Identify the lines holding "كتاب" and copy them.

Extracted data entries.
● ● ● ●

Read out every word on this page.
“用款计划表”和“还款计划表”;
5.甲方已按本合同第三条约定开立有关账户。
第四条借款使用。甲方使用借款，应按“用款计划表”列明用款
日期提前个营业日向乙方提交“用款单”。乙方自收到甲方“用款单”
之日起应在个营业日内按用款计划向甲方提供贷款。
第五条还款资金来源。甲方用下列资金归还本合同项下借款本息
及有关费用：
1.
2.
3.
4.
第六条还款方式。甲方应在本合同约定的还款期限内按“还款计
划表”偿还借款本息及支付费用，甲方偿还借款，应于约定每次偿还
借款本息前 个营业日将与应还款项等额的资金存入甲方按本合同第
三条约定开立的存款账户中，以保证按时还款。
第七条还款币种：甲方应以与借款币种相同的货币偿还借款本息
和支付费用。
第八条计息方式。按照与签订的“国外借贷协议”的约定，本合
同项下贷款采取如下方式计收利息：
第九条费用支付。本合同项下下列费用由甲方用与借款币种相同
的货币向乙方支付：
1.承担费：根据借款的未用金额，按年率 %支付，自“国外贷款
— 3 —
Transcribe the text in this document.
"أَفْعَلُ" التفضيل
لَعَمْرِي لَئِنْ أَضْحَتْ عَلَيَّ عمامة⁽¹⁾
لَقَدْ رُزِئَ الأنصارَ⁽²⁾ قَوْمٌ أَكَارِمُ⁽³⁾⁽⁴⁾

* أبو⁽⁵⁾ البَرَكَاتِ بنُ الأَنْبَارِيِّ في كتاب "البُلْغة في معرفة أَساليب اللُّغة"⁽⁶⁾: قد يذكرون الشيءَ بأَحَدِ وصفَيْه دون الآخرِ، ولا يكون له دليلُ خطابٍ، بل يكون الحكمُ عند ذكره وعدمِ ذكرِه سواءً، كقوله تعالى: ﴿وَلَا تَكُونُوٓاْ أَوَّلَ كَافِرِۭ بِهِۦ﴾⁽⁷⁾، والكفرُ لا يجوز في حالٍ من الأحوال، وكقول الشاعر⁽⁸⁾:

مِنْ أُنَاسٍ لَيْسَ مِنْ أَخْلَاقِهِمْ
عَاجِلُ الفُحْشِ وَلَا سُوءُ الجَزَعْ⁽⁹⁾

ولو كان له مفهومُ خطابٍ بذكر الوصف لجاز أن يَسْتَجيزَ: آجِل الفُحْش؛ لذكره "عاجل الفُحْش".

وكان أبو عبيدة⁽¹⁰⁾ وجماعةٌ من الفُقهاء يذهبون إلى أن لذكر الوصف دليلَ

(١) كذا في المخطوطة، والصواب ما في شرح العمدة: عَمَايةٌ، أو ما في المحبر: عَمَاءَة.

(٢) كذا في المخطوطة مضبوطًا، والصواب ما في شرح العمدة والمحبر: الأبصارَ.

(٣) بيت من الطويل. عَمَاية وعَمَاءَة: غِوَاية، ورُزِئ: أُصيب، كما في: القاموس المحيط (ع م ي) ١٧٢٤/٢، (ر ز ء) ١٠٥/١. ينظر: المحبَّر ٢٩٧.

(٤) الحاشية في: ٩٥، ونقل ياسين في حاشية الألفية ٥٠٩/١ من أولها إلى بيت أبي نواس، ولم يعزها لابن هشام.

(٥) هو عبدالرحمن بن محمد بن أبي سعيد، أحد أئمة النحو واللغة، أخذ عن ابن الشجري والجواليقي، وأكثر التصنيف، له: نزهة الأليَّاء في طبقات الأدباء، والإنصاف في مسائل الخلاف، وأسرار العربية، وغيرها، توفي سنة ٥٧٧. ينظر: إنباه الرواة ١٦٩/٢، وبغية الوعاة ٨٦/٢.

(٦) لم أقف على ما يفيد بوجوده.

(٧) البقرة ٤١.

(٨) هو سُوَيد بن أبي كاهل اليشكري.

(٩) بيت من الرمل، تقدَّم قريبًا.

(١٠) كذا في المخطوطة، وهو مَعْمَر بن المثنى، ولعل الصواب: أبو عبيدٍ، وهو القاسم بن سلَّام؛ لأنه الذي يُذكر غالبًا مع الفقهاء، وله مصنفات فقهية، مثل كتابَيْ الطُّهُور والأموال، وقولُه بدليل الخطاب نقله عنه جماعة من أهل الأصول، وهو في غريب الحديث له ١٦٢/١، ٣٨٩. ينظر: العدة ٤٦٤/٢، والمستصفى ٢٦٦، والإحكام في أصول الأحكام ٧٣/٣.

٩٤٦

● ● ● ●

Expected output.
* أبو⁽⁵⁾ البَرَكَاتِ بنُ الأَنْبَارِيِّ في كتاب "البُلْغة في معرفة أَساليب اللُّغة"⁽⁶⁾: قد يذكرون الشيءَ بأَحَدِ وصفَيْه دون الآخرِ، ولا يكون له دليلُ خطابٍ، بل يكون الحكمُ عند ذكره وعدمِ ذكرِه سواءً، كقوله تعالى: ﴿وَلَا تَكُونُوٓاْ أَوَّلَ كَافِرِۭ بِهِۦ﴾⁽⁷⁾، والكفرُ لا يجوز في حالٍ من الأحوال، وكقول الشاعر⁽⁸⁾:
(١٠) كذا في المخطوطة، وهو مَعْمَر بن المثنى، ولعل الصواب: أبو عبيدٍ، وهو القاسم بن سلَّام؛ لأنه الذي يُذكر غالبًا مع الفقهاء، وله مصنفات فقهية، مثل كتابَيْ الطُّهُور والأموال، وقولُه بدليل الخطاب نقله عنه جماعة من أهل الأصول، وهو في غريب الحديث له ١٦٢/١، ٣٨٩. ينظر: العدة ٤٦٤/٢، والمستصفى ٢٦٦، والإحكام في أصول الأحكام ٧٣/٣.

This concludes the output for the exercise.